§ **What to produce**
Collect all lines containing the word "털물참새피" from the data.

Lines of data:
___

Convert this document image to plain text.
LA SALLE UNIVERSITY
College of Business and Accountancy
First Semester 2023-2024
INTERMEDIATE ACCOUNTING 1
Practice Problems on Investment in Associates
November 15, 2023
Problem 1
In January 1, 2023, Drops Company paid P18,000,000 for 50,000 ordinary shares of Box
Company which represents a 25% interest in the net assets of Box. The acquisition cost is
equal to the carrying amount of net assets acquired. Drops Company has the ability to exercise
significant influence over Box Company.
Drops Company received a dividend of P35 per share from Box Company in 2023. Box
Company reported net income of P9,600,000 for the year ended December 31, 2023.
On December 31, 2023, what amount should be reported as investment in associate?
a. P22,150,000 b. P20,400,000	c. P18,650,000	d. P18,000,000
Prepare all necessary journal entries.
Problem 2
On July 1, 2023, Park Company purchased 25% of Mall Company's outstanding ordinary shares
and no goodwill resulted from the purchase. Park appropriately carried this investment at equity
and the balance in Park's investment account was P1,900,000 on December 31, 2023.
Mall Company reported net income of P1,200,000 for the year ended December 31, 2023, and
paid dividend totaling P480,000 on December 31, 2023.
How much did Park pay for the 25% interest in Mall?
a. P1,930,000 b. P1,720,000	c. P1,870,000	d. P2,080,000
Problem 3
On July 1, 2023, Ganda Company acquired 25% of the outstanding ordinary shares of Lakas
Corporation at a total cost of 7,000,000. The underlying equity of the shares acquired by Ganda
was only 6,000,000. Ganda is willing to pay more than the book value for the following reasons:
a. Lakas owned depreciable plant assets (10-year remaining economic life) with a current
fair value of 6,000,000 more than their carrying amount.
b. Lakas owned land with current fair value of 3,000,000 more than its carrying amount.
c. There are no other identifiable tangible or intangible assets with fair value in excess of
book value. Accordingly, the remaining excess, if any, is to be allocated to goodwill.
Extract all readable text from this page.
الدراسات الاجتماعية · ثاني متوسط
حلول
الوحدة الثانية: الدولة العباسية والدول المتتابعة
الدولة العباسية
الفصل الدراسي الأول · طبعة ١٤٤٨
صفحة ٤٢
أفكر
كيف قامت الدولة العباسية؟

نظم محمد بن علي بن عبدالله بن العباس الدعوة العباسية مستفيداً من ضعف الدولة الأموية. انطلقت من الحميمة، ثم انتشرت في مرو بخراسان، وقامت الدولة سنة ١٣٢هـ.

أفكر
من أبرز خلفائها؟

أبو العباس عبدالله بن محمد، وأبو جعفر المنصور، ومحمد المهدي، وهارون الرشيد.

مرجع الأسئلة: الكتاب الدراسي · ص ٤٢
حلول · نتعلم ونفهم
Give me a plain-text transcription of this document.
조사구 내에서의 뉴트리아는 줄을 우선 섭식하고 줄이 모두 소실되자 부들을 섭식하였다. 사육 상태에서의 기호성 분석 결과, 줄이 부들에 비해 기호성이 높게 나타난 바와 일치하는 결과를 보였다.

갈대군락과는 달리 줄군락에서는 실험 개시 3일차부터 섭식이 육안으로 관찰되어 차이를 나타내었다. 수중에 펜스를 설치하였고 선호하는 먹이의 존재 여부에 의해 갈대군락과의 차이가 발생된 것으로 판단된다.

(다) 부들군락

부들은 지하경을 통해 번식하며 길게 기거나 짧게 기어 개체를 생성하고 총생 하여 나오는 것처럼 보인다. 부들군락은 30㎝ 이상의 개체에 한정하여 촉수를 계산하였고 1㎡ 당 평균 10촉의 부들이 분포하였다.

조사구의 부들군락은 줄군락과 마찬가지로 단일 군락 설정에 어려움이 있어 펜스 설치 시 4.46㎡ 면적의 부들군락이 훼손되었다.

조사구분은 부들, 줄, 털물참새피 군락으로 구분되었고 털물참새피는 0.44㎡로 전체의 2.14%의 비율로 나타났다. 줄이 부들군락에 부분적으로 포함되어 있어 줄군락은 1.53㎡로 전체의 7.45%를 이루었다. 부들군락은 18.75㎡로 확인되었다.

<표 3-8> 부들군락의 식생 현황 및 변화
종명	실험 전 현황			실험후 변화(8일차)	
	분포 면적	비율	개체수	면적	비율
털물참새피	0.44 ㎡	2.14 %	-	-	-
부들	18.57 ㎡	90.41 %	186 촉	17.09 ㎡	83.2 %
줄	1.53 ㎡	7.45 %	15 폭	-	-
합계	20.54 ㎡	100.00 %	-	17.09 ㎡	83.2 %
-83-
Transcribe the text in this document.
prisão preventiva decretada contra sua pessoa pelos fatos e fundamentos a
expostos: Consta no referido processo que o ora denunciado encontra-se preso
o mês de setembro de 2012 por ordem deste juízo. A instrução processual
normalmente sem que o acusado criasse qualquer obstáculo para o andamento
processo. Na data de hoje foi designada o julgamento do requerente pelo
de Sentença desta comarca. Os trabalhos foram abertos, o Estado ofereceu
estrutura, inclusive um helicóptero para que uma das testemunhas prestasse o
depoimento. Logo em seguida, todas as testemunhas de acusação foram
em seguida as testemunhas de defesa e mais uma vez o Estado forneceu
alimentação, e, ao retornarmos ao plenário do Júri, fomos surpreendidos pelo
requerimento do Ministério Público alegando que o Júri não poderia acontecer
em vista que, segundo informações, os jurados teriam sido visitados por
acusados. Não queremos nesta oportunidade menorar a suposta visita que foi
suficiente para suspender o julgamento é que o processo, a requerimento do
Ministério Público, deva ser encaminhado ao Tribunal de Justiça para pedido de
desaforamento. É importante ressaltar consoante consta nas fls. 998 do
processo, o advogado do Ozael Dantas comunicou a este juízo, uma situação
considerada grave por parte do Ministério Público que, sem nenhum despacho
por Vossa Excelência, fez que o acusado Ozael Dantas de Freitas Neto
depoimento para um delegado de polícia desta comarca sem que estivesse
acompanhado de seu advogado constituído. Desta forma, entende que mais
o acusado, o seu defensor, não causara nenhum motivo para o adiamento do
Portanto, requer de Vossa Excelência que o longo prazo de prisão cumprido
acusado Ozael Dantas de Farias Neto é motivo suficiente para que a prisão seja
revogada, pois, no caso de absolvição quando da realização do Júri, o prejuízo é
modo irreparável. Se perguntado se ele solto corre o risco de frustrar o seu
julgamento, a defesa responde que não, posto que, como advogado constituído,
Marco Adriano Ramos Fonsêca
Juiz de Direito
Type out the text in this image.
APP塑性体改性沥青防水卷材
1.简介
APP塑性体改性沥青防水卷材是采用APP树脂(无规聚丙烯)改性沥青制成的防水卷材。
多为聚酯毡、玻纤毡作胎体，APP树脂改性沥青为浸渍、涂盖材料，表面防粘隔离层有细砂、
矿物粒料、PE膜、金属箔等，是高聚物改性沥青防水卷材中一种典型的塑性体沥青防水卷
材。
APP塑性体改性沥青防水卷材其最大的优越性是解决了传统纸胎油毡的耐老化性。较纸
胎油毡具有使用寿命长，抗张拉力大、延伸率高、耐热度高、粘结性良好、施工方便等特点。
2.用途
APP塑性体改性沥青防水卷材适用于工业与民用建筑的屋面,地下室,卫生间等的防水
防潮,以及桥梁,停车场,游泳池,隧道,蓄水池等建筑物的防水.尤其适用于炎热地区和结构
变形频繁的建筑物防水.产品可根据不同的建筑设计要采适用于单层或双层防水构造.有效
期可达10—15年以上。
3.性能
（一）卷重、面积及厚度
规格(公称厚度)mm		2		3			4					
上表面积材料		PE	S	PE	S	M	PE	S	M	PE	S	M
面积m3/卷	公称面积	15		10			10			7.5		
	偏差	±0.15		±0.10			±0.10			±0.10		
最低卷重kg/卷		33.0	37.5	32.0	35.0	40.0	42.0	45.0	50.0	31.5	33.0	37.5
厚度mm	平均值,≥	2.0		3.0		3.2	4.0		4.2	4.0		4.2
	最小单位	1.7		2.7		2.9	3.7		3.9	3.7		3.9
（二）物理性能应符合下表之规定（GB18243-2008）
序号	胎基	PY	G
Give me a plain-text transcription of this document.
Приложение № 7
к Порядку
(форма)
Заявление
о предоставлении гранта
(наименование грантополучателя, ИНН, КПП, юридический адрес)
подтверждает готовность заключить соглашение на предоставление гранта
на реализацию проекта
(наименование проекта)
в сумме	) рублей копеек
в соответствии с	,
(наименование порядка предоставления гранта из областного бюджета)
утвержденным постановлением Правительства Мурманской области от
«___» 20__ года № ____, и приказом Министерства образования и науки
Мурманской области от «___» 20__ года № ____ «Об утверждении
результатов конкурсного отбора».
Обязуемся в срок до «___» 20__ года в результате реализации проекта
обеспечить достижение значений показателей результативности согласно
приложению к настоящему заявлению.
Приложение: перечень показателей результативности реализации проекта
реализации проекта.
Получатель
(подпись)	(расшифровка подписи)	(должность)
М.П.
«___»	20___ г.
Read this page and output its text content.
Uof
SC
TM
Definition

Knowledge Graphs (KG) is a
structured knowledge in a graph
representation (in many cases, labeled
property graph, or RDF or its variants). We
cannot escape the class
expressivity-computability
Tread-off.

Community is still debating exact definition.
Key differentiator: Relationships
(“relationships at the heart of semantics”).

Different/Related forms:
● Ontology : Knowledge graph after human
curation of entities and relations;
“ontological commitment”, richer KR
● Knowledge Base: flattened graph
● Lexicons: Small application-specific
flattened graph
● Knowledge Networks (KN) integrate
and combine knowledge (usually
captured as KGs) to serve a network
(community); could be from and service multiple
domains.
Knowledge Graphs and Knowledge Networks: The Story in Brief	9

___

§ **Task result**
조사구분은 부들, 줄, 털물참새피 군락으로 구분되었고 털물참새피는 0.44㎡로 전체의 2.14%의 비율로 나타났다. 줄이 부들군락에 부분적으로 포함되어 있어 줄군락은 1.53㎡로 전체의 7.45%를 이루었다. 부들군락은 18.75㎡로 확인되었다.
털물참새피	0.44 ㎡	2.14 %	-	-	-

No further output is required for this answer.